### Stated exercise
Change every "legend-item" in the records to "legend-entry" and write them out again with everything else left as it is. Don't include the pictures.

— START OF Dataset entries —

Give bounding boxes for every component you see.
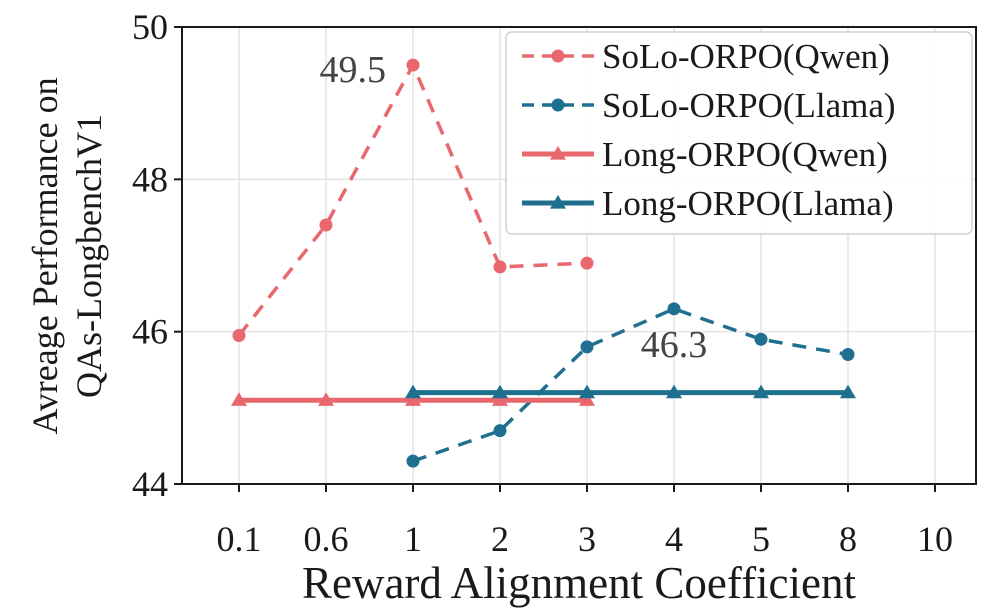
peak-annotation: 46.3 xyxy=(641,324,708,366)
legend-item-long-orpo-llama: Long-ORPO(Llama) xyxy=(522,184,894,223)
data-point-long-orpo-llama xyxy=(405,384,421,399)
data-point-solo-orpo-qwen xyxy=(580,256,594,270)
y-tick-label: 48 xyxy=(132,159,168,199)
data-point-long-orpo-qwen xyxy=(318,392,334,406)
data-point-long-orpo-qwen xyxy=(231,392,247,406)
x-tick-label: 8 xyxy=(839,519,857,559)
y-axis-title: Avreage Performance on QAs-LongbenchV1 xyxy=(25,77,109,434)
x-tick-label: 0.6 xyxy=(304,519,349,559)
legend-marker-solo-orpo-llama xyxy=(551,98,565,112)
y-axis-ticks: 44 46 48 50 xyxy=(132,7,182,504)
series-layer xyxy=(231,58,856,468)
data-point-long-orpo-qwen xyxy=(405,392,421,406)
y-axis-title-line-1: Avreage Performance on xyxy=(25,77,65,434)
series-solo-orpo-qwen xyxy=(232,58,594,342)
y-tick-label: 46 xyxy=(132,312,168,352)
data-point-long-orpo-llama xyxy=(579,384,595,399)
x-axis-title: Reward Alignment Coefficient xyxy=(302,558,857,608)
series-line-solo-orpo-llama xyxy=(412,307,849,463)
legend-marker-solo-orpo-qwen xyxy=(551,49,565,63)
data-point-solo-orpo-llama xyxy=(406,454,420,468)
data-point-solo-orpo-qwen xyxy=(493,260,507,274)
data-point-solo-orpo-qwen xyxy=(406,58,420,72)
data-point-solo-orpo-llama xyxy=(841,348,855,362)
data-point-solo-orpo-llama xyxy=(667,302,681,316)
legend-item-solo-orpo-qwen: SoLo-ORPO(Qwen) xyxy=(522,37,890,76)
peak-annotation: 49.5 xyxy=(320,49,387,91)
series-long-orpo-llama xyxy=(405,384,856,399)
legend-marker-long-orpo-llama xyxy=(550,195,566,209)
x-tick-label: 4 xyxy=(665,519,683,559)
legend-item-solo-orpo-llama: SoLo-ORPO(Llama) xyxy=(522,86,896,125)
data-point-solo-orpo-qwen xyxy=(232,328,246,342)
x-axis-ticks: 0.1 0.6 1 2 3 4 5 8 10 xyxy=(217,484,953,559)
plot-frame xyxy=(181,26,977,485)
y-axis-title-line-2: QAs-LongbenchV1 xyxy=(69,114,109,398)
data-point-solo-orpo-qwen xyxy=(319,218,333,232)
data-point-long-orpo-llama xyxy=(492,384,508,399)
data-point-long-orpo-llama xyxy=(840,384,856,399)
y-tick-label: 44 xyxy=(132,464,168,504)
data-point-solo-orpo-llama xyxy=(754,332,768,346)
x-tick-label: 0.1 xyxy=(217,519,262,559)
data-point-long-orpo-qwen xyxy=(579,392,595,406)
annotations: 49.5 46.3 xyxy=(320,49,708,366)
legend-label-long-orpo-llama: Long-ORPO(Llama) xyxy=(602,184,894,223)
legend: SoLo-ORPO(Qwen) SoLo-ORPO(Llama) Long-ORPO… xyxy=(505,31,973,235)
x-tick-label: 5 xyxy=(752,519,770,559)
x-tick-label: 10 xyxy=(917,519,953,559)
series-solo-orpo-llama xyxy=(406,302,855,468)
legend-item-long-orpo-qwen: Long-ORPO(Qwen) xyxy=(522,135,888,174)
x-tick-label: 1 xyxy=(404,519,422,559)
x-tick-label: 2 xyxy=(491,519,509,559)
x-tick-label: 3 xyxy=(578,519,596,559)
data-point-long-orpo-qwen xyxy=(492,392,508,406)
data-point-solo-orpo-llama xyxy=(580,340,594,354)
legend-label-solo-orpo-llama: SoLo-ORPO(Llama) xyxy=(602,86,896,125)
legend-box xyxy=(505,31,973,235)
data-point-long-orpo-llama xyxy=(753,384,769,399)
legend-label-solo-orpo-qwen: SoLo-ORPO(Qwen) xyxy=(602,37,890,76)
data-point-solo-orpo-llama xyxy=(493,424,507,438)
y-tick-label: 50 xyxy=(132,7,168,47)
series-long-orpo-qwen xyxy=(231,392,595,406)
legend-marker-long-orpo-qwen xyxy=(550,146,566,160)
legend-label-long-orpo-qwen: Long-ORPO(Qwen) xyxy=(602,135,888,174)
data-point-long-orpo-llama xyxy=(666,384,682,399)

— END OF Dataset entries —

### Task solution
Give bounding boxes for every component you see.
peak-annotation: 46.3 xyxy=(641,324,708,366)
legend-entry-long-orpo-llama: Long-ORPO(Llama) xyxy=(522,184,894,223)
data-point-long-orpo-llama xyxy=(405,384,421,399)
data-point-solo-orpo-qwen xyxy=(580,256,594,270)
y-tick-label: 48 xyxy=(132,159,168,199)
data-point-long-orpo-qwen xyxy=(318,392,334,406)
data-point-long-orpo-qwen xyxy=(231,392,247,406)
x-tick-label: 8 xyxy=(839,519,857,559)
y-axis-title: Avreage Performance on QAs-LongbenchV1 xyxy=(25,77,109,434)
x-tick-label: 0.6 xyxy=(304,519,349,559)
legend-marker-solo-orpo-llama xyxy=(551,98,565,112)
y-axis-ticks: 44 46 48 50 xyxy=(132,7,182,504)
series-layer xyxy=(231,58,856,468)
data-point-long-orpo-qwen xyxy=(405,392,421,406)
y-axis-title-line-1: Avreage Performance on xyxy=(25,77,65,434)
series-solo-orpo-qwen xyxy=(232,58,594,342)
y-tick-label: 46 xyxy=(132,312,168,352)
data-point-long-orpo-llama xyxy=(579,384,595,399)
x-axis-title: Reward Alignment Coefficient xyxy=(302,558,857,608)
series-line-solo-orpo-llama xyxy=(412,307,849,463)
legend-marker-solo-orpo-qwen xyxy=(551,49,565,63)
data-point-solo-orpo-llama xyxy=(406,454,420,468)
data-point-solo-orpo-qwen xyxy=(493,260,507,274)
data-point-solo-orpo-qwen xyxy=(406,58,420,72)
data-point-solo-orpo-llama xyxy=(841,348,855,362)
data-point-solo-orpo-llama xyxy=(667,302,681,316)
legend-entry-solo-orpo-qwen: SoLo-ORPO(Qwen) xyxy=(522,37,890,76)
peak-annotation: 49.5 xyxy=(320,49,387,91)
series-long-orpo-llama xyxy=(405,384,856,399)
legend-marker-long-orpo-llama xyxy=(550,195,566,209)
x-tick-label: 4 xyxy=(665,519,683,559)
legend-entry-solo-orpo-llama: SoLo-ORPO(Llama) xyxy=(522,86,896,125)
data-point-solo-orpo-qwen xyxy=(232,328,246,342)
x-axis-ticks: 0.1 0.6 1 2 3 4 5 8 10 xyxy=(217,484,953,559)
plot-frame xyxy=(181,26,977,485)
y-axis-title-line-2: QAs-LongbenchV1 xyxy=(69,114,109,398)
data-point-solo-orpo-qwen xyxy=(319,218,333,232)
data-point-long-orpo-llama xyxy=(492,384,508,399)
data-point-long-orpo-llama xyxy=(840,384,856,399)
y-tick-label: 44 xyxy=(132,464,168,504)
data-point-solo-orpo-llama xyxy=(754,332,768,346)
x-tick-label: 0.1 xyxy=(217,519,262,559)
data-point-long-orpo-qwen xyxy=(579,392,595,406)
annotations: 49.5 46.3 xyxy=(320,49,708,366)
legend-label-long-orpo-llama: Long-ORPO(Llama) xyxy=(602,184,894,223)
legend: SoLo-ORPO(Qwen) SoLo-ORPO(Llama) Long-ORPO… xyxy=(505,31,973,235)
x-tick-label: 5 xyxy=(752,519,770,559)
x-tick-label: 10 xyxy=(917,519,953,559)
series-solo-orpo-llama xyxy=(406,302,855,468)
legend-entry-long-orpo-qwen: Long-ORPO(Qwen) xyxy=(522,135,888,174)
x-tick-label: 1 xyxy=(404,519,422,559)
x-tick-label: 2 xyxy=(491,519,509,559)
x-tick-label: 3 xyxy=(578,519,596,559)
data-point-long-orpo-qwen xyxy=(492,392,508,406)
data-point-solo-orpo-llama xyxy=(580,340,594,354)
legend-label-solo-orpo-llama: SoLo-ORPO(Llama) xyxy=(602,86,896,125)
legend-box xyxy=(505,31,973,235)
data-point-long-orpo-llama xyxy=(753,384,769,399)
legend-label-solo-orpo-qwen: SoLo-ORPO(Qwen) xyxy=(602,37,890,76)
data-point-solo-orpo-llama xyxy=(493,424,507,438)
y-tick-label: 50 xyxy=(132,7,168,47)
series-long-orpo-qwen xyxy=(231,392,595,406)
legend-marker-long-orpo-qwen xyxy=(550,146,566,160)
legend-label-long-orpo-qwen: Long-ORPO(Qwen) xyxy=(602,135,888,174)
data-point-long-orpo-llama xyxy=(666,384,682,399)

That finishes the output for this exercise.